Requirements
Pull out each line of the records holding the string "развития".

※

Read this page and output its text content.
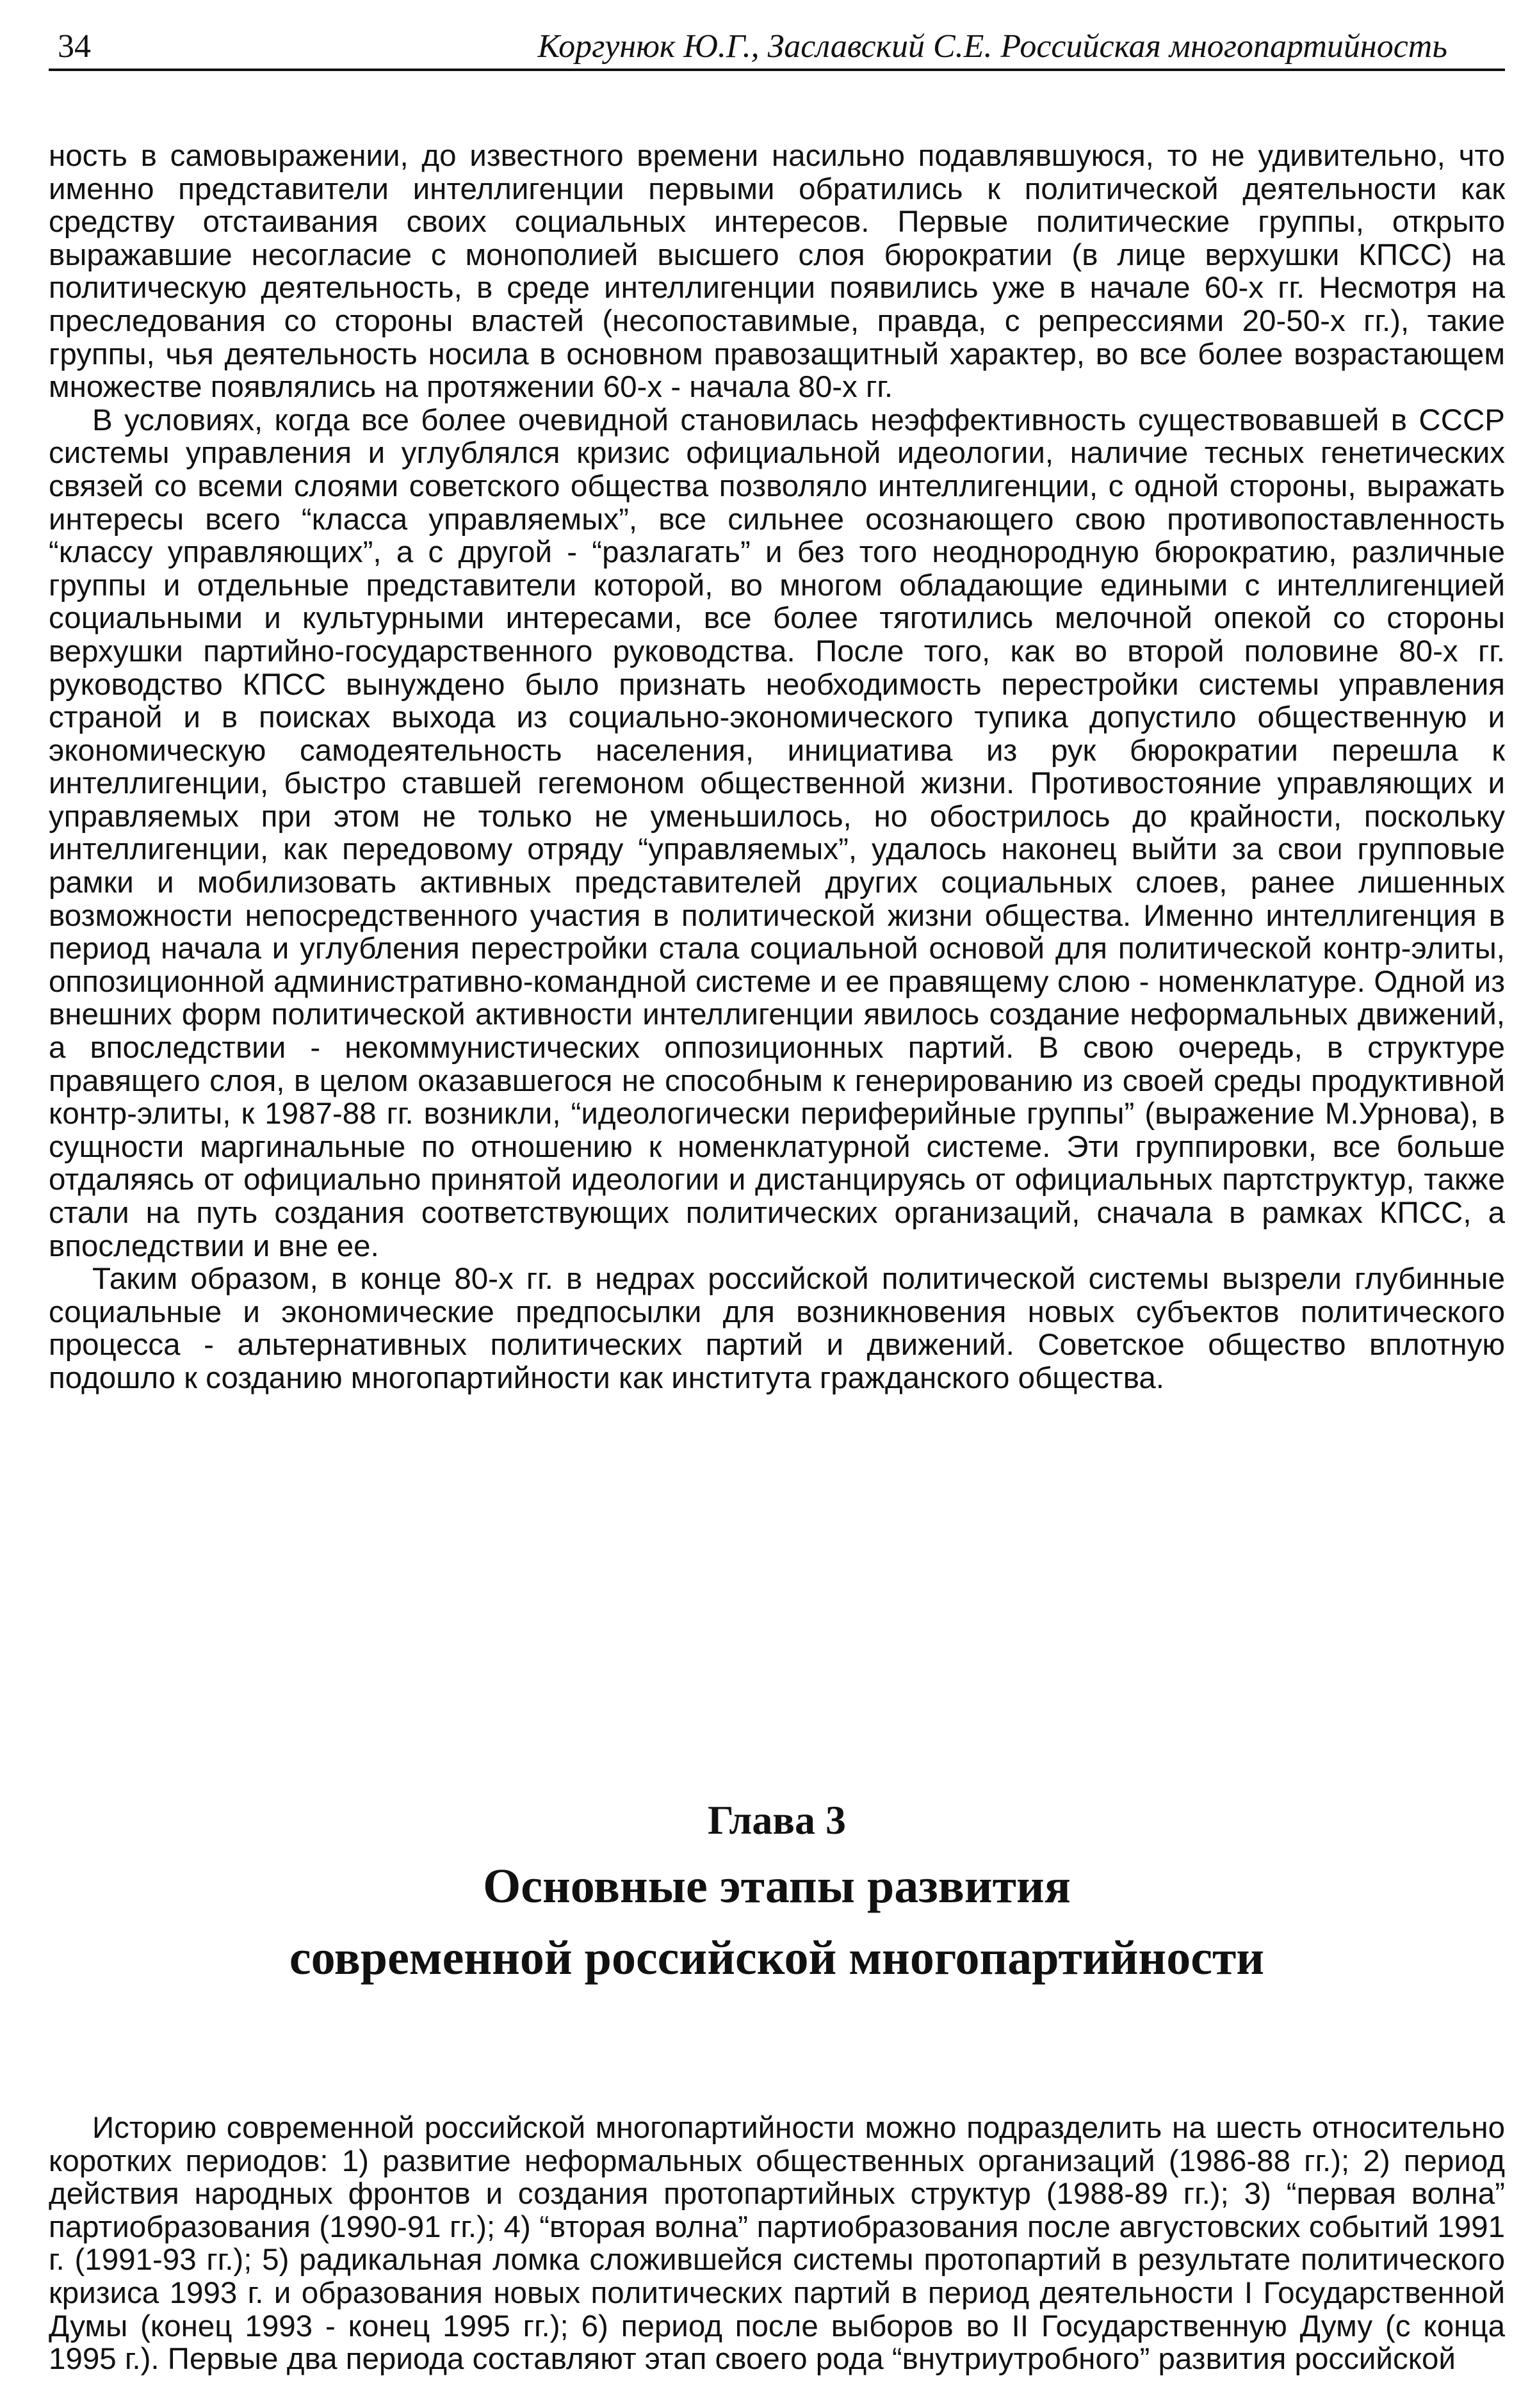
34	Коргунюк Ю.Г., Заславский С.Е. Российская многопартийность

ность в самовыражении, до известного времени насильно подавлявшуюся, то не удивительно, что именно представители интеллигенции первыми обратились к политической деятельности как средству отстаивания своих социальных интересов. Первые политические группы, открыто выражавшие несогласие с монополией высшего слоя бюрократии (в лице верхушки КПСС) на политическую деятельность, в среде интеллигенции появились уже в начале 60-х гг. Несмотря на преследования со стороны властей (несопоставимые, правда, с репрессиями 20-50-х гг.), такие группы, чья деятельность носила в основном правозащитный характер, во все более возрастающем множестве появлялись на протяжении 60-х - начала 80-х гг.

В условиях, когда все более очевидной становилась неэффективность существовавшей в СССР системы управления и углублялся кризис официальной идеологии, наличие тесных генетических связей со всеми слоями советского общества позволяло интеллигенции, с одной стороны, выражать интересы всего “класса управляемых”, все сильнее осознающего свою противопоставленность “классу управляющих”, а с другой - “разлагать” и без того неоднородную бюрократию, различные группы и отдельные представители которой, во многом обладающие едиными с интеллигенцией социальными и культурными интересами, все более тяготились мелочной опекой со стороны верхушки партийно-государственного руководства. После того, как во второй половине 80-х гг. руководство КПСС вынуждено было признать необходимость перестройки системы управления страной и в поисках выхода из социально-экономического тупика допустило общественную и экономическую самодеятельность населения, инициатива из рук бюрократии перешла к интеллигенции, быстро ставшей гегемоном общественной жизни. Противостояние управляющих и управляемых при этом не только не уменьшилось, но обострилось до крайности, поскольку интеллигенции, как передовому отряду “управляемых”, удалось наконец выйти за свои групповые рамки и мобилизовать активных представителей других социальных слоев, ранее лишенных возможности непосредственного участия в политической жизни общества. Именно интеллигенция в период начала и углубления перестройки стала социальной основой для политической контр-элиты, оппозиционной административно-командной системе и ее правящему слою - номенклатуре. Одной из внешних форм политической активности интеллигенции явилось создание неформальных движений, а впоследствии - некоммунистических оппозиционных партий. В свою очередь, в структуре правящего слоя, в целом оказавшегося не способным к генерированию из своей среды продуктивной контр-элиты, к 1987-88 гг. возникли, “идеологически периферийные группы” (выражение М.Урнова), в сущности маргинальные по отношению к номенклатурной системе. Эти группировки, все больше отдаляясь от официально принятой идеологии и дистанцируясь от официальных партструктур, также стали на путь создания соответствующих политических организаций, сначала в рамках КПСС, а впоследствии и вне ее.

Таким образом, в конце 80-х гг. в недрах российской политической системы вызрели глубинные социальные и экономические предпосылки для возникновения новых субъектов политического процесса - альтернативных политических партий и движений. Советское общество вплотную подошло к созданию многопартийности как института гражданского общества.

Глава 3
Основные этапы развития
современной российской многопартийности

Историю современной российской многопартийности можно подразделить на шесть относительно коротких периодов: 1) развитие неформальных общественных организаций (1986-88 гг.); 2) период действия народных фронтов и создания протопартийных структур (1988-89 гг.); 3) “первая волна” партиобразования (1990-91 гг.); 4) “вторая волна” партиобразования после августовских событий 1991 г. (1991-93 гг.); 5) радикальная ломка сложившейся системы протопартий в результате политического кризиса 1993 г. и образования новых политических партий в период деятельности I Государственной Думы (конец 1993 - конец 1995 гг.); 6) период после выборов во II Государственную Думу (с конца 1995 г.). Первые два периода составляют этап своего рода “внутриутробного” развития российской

※

Solution
Основные этапы развития
Историю современной российской многопартийности можно подразделить на шесть относительно коротких периодов: 1) развитие неформальных общественных организаций (1986-88 гг.); 2) период действия народных фронтов и создания протопартийных структур (1988-89 гг.); 3) “первая волна” партиобразования (1990-91 гг.); 4) “вторая волна” партиобразования после августовских событий 1991 г. (1991-93 гг.); 5) радикальная ломка сложившейся системы протопартий в результате политического кризиса 1993 г. и образования новых политических партий в период деятельности I Государственной Думы (конец 1993 - конец 1995 гг.); 6) период после выборов во II Государственную Думу (с конца 1995 г.). Первые два периода составляют этап своего рода “внутриутробного” развития российской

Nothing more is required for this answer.